(Raw records)
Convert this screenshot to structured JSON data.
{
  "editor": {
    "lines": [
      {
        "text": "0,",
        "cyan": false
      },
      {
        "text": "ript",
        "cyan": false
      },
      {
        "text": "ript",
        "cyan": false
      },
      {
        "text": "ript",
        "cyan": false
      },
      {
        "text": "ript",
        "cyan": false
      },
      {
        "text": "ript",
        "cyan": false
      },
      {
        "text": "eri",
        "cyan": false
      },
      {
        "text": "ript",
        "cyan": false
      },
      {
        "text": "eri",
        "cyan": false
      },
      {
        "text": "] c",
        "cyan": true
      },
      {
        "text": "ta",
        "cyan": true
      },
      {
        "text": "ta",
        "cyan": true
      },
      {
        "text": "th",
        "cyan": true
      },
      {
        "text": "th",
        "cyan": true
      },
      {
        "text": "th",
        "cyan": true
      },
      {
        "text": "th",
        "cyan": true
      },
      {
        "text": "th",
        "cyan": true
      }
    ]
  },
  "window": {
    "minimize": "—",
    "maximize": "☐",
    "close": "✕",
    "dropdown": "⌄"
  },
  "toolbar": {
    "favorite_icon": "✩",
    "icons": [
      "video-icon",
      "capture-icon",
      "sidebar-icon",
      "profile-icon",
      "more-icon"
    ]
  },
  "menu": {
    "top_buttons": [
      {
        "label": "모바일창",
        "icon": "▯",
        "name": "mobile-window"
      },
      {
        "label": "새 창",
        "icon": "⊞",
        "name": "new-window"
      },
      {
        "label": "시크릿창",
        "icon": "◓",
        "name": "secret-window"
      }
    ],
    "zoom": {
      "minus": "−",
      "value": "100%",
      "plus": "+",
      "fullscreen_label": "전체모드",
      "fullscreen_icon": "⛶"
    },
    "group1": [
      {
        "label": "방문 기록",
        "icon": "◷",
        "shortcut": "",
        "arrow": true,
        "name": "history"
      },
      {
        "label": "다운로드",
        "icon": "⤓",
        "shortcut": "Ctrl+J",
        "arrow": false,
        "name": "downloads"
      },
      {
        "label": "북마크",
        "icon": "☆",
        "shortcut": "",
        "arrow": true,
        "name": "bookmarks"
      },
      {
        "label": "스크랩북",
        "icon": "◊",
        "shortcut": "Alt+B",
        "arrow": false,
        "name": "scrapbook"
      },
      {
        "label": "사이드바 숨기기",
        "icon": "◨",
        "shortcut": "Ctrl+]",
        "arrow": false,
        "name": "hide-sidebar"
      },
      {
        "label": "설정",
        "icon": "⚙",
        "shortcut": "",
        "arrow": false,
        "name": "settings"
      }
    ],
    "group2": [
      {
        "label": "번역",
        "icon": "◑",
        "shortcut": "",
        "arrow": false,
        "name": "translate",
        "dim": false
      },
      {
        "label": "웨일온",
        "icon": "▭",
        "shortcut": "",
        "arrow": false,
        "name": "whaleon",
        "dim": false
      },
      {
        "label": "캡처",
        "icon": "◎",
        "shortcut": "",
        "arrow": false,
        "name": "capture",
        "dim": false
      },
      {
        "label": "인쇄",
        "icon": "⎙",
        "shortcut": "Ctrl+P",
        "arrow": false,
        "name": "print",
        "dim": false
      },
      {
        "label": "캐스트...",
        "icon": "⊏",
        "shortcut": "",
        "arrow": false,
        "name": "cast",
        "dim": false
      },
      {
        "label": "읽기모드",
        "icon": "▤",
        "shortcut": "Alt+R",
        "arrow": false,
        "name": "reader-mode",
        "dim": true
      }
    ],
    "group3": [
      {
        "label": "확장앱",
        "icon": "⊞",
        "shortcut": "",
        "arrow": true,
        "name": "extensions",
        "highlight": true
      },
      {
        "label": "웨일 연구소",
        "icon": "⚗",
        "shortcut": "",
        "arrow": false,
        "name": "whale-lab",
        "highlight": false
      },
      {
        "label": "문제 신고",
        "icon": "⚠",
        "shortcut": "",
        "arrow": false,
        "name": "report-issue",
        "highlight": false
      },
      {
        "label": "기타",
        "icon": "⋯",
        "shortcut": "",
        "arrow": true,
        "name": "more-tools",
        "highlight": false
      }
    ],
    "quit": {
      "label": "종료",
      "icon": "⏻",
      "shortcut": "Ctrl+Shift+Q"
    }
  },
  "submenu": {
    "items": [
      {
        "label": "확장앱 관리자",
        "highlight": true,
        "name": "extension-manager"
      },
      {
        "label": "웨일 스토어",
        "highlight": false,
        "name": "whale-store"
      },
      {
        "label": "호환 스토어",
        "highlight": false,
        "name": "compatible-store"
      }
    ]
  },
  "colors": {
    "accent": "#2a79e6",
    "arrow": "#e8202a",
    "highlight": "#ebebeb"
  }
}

- _AIM OF THE TASK_: Reproduce the entire listing word for word.

- _EXERCISE ANSWER_:
Convert this screenshot to structured JSON data.
{
  "editor": {
    "lines": [
      {
        "text": "0,",
        "cyan": false
      },
      {
        "text": "ript",
        "cyan": false
      },
      {
        "text": "ript",
        "cyan": false
      },
      {
        "text": "ript",
        "cyan": false
      },
      {
        "text": "ript",
        "cyan": false
      },
      {
        "text": "ript",
        "cyan": false
      },
      {
        "text": "eri",
        "cyan": false
      },
      {
        "text": "ript",
        "cyan": false
      },
      {
        "text": "eri",
        "cyan": false
      },
      {
        "text": "] c",
        "cyan": true
      },
      {
        "text": "ta",
        "cyan": true
      },
      {
        "text": "ta",
        "cyan": true
      },
      {
        "text": "th",
        "cyan": true
      },
      {
        "text": "th",
        "cyan": true
      },
      {
        "text": "th",
        "cyan": true
      },
      {
        "text": "th",
        "cyan": true
      },
      {
        "text": "th",
        "cyan": true
      }
    ]
  },
  "window": {
    "minimize": "—",
    "maximize": "☐",
    "close": "✕",
    "dropdown": "⌄"
  },
  "toolbar": {
    "favorite_icon": "✩",
    "icons": [
      "video-icon",
      "capture-icon",
      "sidebar-icon",
      "profile-icon",
      "more-icon"
    ]
  },
  "menu": {
    "top_buttons": [
      {
        "label": "모바일창",
        "icon": "▯",
        "name": "mobile-window"
      },
      {
        "label": "새 창",
        "icon": "⊞",
        "name": "new-window"
      },
      {
        "label": "시크릿창",
        "icon": "◓",
        "name": "secret-window"
      }
    ],
    "zoom": {
      "minus": "−",
      "value": "100%",
      "plus": "+",
      "fullscreen_label": "전체모드",
      "fullscreen_icon": "⛶"
    },
    "group1": [
      {
        "label": "방문 기록",
        "icon": "◷",
        "shortcut": "",
        "arrow": true,
        "name": "history"
      },
      {
        "label": "다운로드",
        "icon": "⤓",
        "shortcut": "Ctrl+J",
        "arrow": false,
        "name": "downloads"
      },
      {
        "label": "북마크",
        "icon": "☆",
        "shortcut": "",
        "arrow": true,
        "name": "bookmarks"
      },
      {
        "label": "스크랩북",
        "icon": "◊",
        "shortcut": "Alt+B",
        "arrow": false,
        "name": "scrapbook"
      },
      {
        "label": "사이드바 숨기기",
        "icon": "◨",
        "shortcut": "Ctrl+]",
        "arrow": false,
        "name": "hide-sidebar"
      },
      {
        "label": "설정",
        "icon": "⚙",
        "shortcut": "",
        "arrow": false,
        "name": "settings"
      }
    ],
    "group2": [
      {
        "label": "번역",
        "icon": "◑",
        "shortcut": "",
        "arrow": false,
        "name": "translate",
        "dim": false
      },
      {
        "label": "웨일온",
        "icon": "▭",
        "shortcut": "",
        "arrow": false,
        "name": "whaleon",
        "dim": false
      },
      {
        "label": "캡처",
        "icon": "◎",
        "shortcut": "",
        "arrow": false,
        "name": "capture",
        "dim": false
      },
      {
        "label": "인쇄",
        "icon": "⎙",
        "shortcut": "Ctrl+P",
        "arrow": false,
        "name": "print",
        "dim": false
      },
      {
        "label": "캐스트...",
        "icon": "⊏",
        "shortcut": "",
        "arrow": false,
        "name": "cast",
        "dim": false
      },
      {
        "label": "읽기모드",
        "icon": "▤",
        "shortcut": "Alt+R",
        "arrow": false,
        "name": "reader-mode",
        "dim": true
      }
    ],
    "group3": [
      {
        "label": "확장앱",
        "icon": "⊞",
        "shortcut": "",
        "arrow": true,
        "name": "extensions",
        "highlight": true
      },
      {
        "label": "웨일 연구소",
        "icon": "⚗",
        "shortcut": "",
        "arrow": false,
        "name": "whale-lab",
        "highlight": false
      },
      {
        "label": "문제 신고",
        "icon": "⚠",
        "shortcut": "",
        "arrow": false,
        "name": "report-issue",
        "highlight": false
      },
      {
        "label": "기타",
        "icon": "⋯",
        "shortcut": "",
        "arrow": true,
        "name": "more-tools",
        "highlight": false
      }
    ],
    "quit": {
      "label": "종료",
      "icon": "⏻",
      "shortcut": "Ctrl+Shift+Q"
    }
  },
  "submenu": {
    "items": [
      {
        "label": "확장앱 관리자",
        "highlight": true,
        "name": "extension-manager"
      },
      {
        "label": "웨일 스토어",
        "highlight": false,
        "name": "whale-store"
      },
      {
        "label": "호환 스토어",
        "highlight": false,
        "name": "compatible-store"
      }
    ]
  },
  "colors": {
    "accent": "#2a79e6",
    "arrow": "#e8202a",
    "highlight": "#ebebeb"
  }
}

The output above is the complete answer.